__Data extract__:
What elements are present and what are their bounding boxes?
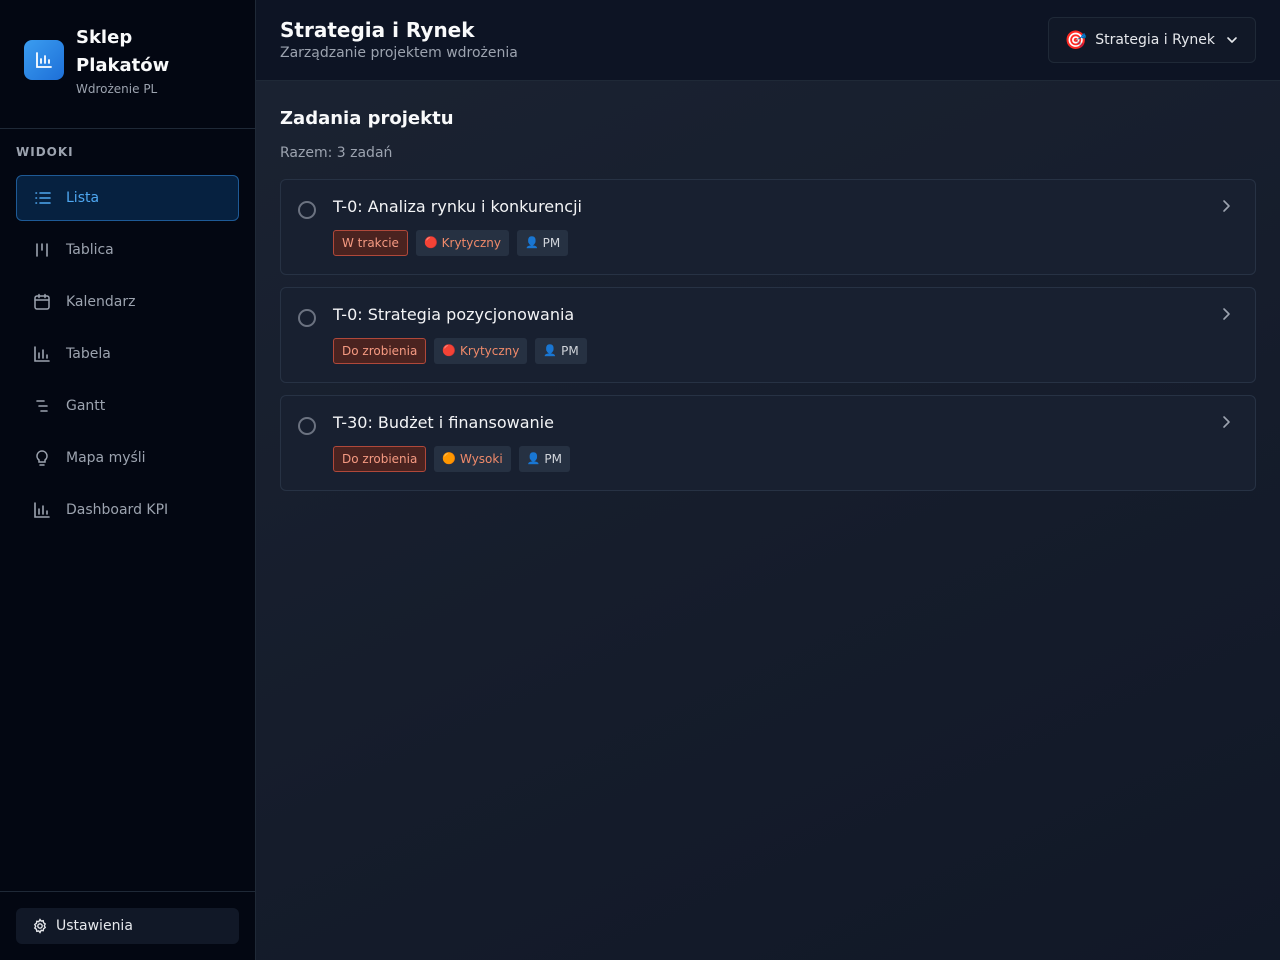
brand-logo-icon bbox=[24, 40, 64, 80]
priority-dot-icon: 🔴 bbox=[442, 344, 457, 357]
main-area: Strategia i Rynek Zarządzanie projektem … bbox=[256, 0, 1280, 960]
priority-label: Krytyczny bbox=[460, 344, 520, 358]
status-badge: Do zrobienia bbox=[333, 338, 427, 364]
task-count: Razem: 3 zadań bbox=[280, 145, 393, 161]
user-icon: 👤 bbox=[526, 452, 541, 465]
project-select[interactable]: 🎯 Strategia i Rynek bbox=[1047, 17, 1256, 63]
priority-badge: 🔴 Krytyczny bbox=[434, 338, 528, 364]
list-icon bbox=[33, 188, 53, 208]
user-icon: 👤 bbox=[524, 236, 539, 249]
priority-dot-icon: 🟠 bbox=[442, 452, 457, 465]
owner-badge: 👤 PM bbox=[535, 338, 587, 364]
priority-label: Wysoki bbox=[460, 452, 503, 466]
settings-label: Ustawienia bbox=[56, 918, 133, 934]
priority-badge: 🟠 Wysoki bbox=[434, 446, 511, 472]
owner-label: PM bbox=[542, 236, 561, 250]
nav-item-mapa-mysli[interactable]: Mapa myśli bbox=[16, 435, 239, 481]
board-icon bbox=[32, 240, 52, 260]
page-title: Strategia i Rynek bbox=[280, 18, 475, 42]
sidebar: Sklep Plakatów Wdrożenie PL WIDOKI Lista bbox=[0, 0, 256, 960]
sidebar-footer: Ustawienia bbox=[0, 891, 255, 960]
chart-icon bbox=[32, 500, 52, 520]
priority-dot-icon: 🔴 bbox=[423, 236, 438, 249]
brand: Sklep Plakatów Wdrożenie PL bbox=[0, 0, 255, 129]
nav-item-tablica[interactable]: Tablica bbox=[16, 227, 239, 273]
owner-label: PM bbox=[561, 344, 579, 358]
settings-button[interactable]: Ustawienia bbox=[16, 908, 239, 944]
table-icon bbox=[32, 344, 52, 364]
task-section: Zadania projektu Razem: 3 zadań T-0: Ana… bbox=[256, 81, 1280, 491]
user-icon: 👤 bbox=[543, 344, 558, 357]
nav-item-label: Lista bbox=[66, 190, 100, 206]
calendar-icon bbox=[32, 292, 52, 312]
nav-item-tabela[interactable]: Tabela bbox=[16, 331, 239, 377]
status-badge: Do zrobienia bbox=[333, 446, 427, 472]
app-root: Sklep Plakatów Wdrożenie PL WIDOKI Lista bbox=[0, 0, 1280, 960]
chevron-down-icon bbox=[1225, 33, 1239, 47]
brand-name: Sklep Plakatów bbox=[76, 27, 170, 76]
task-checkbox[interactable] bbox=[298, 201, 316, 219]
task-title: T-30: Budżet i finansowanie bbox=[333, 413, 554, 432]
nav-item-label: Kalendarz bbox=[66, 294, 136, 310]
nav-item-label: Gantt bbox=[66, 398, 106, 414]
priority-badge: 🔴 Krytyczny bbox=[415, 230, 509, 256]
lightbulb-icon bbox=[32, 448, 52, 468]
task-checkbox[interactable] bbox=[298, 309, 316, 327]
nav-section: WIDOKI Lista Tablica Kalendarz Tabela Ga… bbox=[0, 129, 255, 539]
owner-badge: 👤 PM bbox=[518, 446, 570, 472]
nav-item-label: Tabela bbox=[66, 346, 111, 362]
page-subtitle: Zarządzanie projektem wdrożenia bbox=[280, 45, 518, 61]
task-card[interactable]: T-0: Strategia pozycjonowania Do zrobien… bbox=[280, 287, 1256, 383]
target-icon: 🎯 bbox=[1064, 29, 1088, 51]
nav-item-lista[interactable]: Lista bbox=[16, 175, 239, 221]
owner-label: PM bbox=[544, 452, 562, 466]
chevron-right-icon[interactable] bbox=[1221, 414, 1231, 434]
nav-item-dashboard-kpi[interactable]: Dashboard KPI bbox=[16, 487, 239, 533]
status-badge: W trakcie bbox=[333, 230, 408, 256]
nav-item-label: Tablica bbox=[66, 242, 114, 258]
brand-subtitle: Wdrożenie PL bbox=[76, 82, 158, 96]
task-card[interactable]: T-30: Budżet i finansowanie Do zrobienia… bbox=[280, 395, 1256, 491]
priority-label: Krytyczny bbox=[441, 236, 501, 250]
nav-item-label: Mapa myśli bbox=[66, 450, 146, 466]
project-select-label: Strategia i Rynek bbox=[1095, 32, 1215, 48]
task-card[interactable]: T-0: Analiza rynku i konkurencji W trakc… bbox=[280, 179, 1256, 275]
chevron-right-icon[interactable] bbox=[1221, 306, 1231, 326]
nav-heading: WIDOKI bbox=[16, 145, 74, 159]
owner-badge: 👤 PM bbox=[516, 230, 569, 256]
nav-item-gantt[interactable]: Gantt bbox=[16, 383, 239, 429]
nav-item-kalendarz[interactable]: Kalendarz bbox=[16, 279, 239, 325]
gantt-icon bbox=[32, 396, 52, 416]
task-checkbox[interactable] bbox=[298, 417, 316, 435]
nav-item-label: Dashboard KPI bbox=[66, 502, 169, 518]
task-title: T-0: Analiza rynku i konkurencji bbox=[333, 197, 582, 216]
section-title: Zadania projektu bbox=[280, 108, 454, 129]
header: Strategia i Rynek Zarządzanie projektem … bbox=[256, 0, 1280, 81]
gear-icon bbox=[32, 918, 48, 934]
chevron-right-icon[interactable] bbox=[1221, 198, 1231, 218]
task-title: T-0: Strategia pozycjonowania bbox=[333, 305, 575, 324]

__Problem details__:
Convert every line of the items above into a Markdown table with the columns "Index" and "Text," numbering the rows in order. Omit blank lines and the pictures.

__Solution to this problem__:
| Index | Text |
|---|---|
| 1 | What elements are present and what are their bounding boxes? |
| 2 | brand-logo-icon bbox=[24, 40, 64, 80] |
| 3 | priority-dot-icon: 🔴 bbox=[442, 344, 457, 357] |
| 4 | main-area: Strategia i Rynek Zarządzanie projektem … bbox=[256, 0, 1280, 960] |
| 5 | priority-label: Krytyczny bbox=[460, 344, 520, 358] |
| 6 | status-badge: Do zrobienia bbox=[333, 338, 427, 364] |
| 7 | task-count: Razem: 3 zadań bbox=[280, 145, 393, 161] |
| 8 | user-icon: 👤 bbox=[526, 452, 541, 465] |
| 9 | project-select[interactable]: 🎯 Strategia i Rynek bbox=[1047, 17, 1256, 63] |
| 10 | priority-badge: 🔴 Krytyczny bbox=[434, 338, 528, 364] |
| 11 | list-icon bbox=[33, 188, 53, 208] |
| 12 | user-icon: 👤 bbox=[524, 236, 539, 249] |
| 13 | priority-dot-icon: 🟠 bbox=[442, 452, 457, 465] |
| 14 | owner-badge: 👤 PM bbox=[535, 338, 587, 364] |
| 15 | priority-label: Wysoki bbox=[460, 452, 503, 466] |
| 16 | settings-label: Ustawienia bbox=[56, 918, 133, 934] |
| 17 | priority-badge: 🟠 Wysoki bbox=[434, 446, 511, 472] |
| 18 | owner-label: PM bbox=[542, 236, 561, 250] |
| 19 | nav-item-mapa-mysli[interactable]: Mapa myśli bbox=[16, 435, 239, 481] |
| 20 | board-icon bbox=[32, 240, 52, 260] |
| 21 | page-title: Strategia i Rynek bbox=[280, 18, 475, 42] |
| 22 | sidebar: Sklep Plakatów Wdrożenie PL WIDOKI Lista bbox=[0, 0, 256, 960] |
| 23 | sidebar-footer: Ustawienia bbox=[0, 891, 255, 960] |
| 24 | chart-icon bbox=[32, 500, 52, 520] |
| 25 | priority-dot-icon: 🔴 bbox=[423, 236, 438, 249] |
| 26 | brand: Sklep Plakatów Wdrożenie PL bbox=[0, 0, 255, 129] |
| 27 | nav-item-tablica[interactable]: Tablica bbox=[16, 227, 239, 273] |
| 28 | owner-label: PM bbox=[561, 344, 579, 358] |
| 29 | settings-button[interactable]: Ustawienia bbox=[16, 908, 239, 944] |
| 30 | table-icon bbox=[32, 344, 52, 364] |
| 31 | task-section: Zadania projektu Razem: 3 zadań T-0: Ana… bbox=[256, 81, 1280, 491] |
| 32 | user-icon: 👤 bbox=[543, 344, 558, 357] |
| 33 | nav-item-label: Lista bbox=[66, 190, 100, 206] |
| 34 | calendar-icon bbox=[32, 292, 52, 312] |
| 35 | nav-item-tabela[interactable]: Tabela bbox=[16, 331, 239, 377] |
| 36 | status-badge: Do zrobienia bbox=[333, 446, 427, 472] |
| 37 | app-root: Sklep Plakatów Wdrożenie PL WIDOKI Lista bbox=[0, 0, 1280, 960] |
| 38 | chevron-down-icon bbox=[1225, 33, 1239, 47] |
| 39 | brand-name: Sklep Plakatów bbox=[76, 27, 170, 76] |
| 40 | task-checkbox[interactable] bbox=[298, 201, 316, 219] |
| 41 | task-title: T-30: Budżet i finansowanie bbox=[333, 413, 554, 432] |
| 42 | nav-item-label: Kalendarz bbox=[66, 294, 136, 310] |
| 43 | nav-item-label: Gantt bbox=[66, 398, 106, 414] |
| 44 | priority-badge: 🔴 Krytyczny bbox=[415, 230, 509, 256] |
| 45 | lightbulb-icon bbox=[32, 448, 52, 468] |
| 46 | task-checkbox[interactable] bbox=[298, 309, 316, 327] |
| 47 | nav-section: WIDOKI Lista Tablica Kalendarz Tabela Ga… bbox=[0, 129, 255, 539] |
| 48 | owner-badge: 👤 PM bbox=[518, 446, 570, 472] |
| 49 | nav-item-label: Tabela bbox=[66, 346, 111, 362] |
| 50 | page-subtitle: Zarządzanie projektem wdrożenia bbox=[280, 45, 518, 61] |
| 51 | task-card[interactable]: T-0: Strategia pozycjonowania Do zrobien… bbox=[280, 287, 1256, 383] |
| 52 | target-icon: 🎯 bbox=[1064, 29, 1088, 51] |
| 53 | nav-item-lista[interactable]: Lista bbox=[16, 175, 239, 221] |
| 54 | owner-label: PM bbox=[544, 452, 562, 466] |
| 55 | chevron-right-icon[interactable] bbox=[1221, 414, 1231, 434] |
| 56 | nav-item-dashboard-kpi[interactable]: Dashboard KPI bbox=[16, 487, 239, 533] |
| 57 | status-badge: W trakcie bbox=[333, 230, 408, 256] |
| 58 | nav-item-label: Tablica bbox=[66, 242, 114, 258] |
| 59 | brand-subtitle: Wdrożenie PL bbox=[76, 82, 158, 96] |
| 60 | task-card[interactable]: T-30: Budżet i finansowanie Do zrobienia… bbox=[280, 395, 1256, 491] |
| 61 | priority-label: Krytyczny bbox=[441, 236, 501, 250] |
| 62 | nav-item-label: Mapa myśli bbox=[66, 450, 146, 466] |
| 63 | project-select-label: Strategia i Rynek bbox=[1095, 32, 1215, 48] |
| 64 | task-card[interactable]: T-0: Analiza rynku i konkurencji W trakc… bbox=[280, 179, 1256, 275] |
| 65 | chevron-right-icon[interactable] bbox=[1221, 306, 1231, 326] |
| 66 | nav-heading: WIDOKI bbox=[16, 145, 74, 159] |
| 67 | owner-badge: 👤 PM bbox=[516, 230, 569, 256] |
| 68 | nav-item-gantt[interactable]: Gantt bbox=[16, 383, 239, 429] |
| 69 | nav-item-kalendarz[interactable]: Kalendarz bbox=[16, 279, 239, 325] |
| 70 | gantt-icon bbox=[32, 396, 52, 416] |
| 71 | task-checkbox[interactable] bbox=[298, 417, 316, 435] |
| 72 | nav-item-label: Dashboard KPI bbox=[66, 502, 169, 518] |
| 73 | task-title: T-0: Analiza rynku i konkurencji bbox=[333, 197, 582, 216] |
| 74 | section-title: Zadania projektu bbox=[280, 108, 454, 129] |
| 75 | header: Strategia i Rynek Zarządzanie projektem … bbox=[256, 0, 1280, 81] |
| 76 | gear-icon bbox=[32, 918, 48, 934] |
| 77 | chevron-right-icon[interactable] bbox=[1221, 198, 1231, 218] |
| 78 | task-title: T-0: Strategia pozycjonowania bbox=[333, 305, 575, 324] |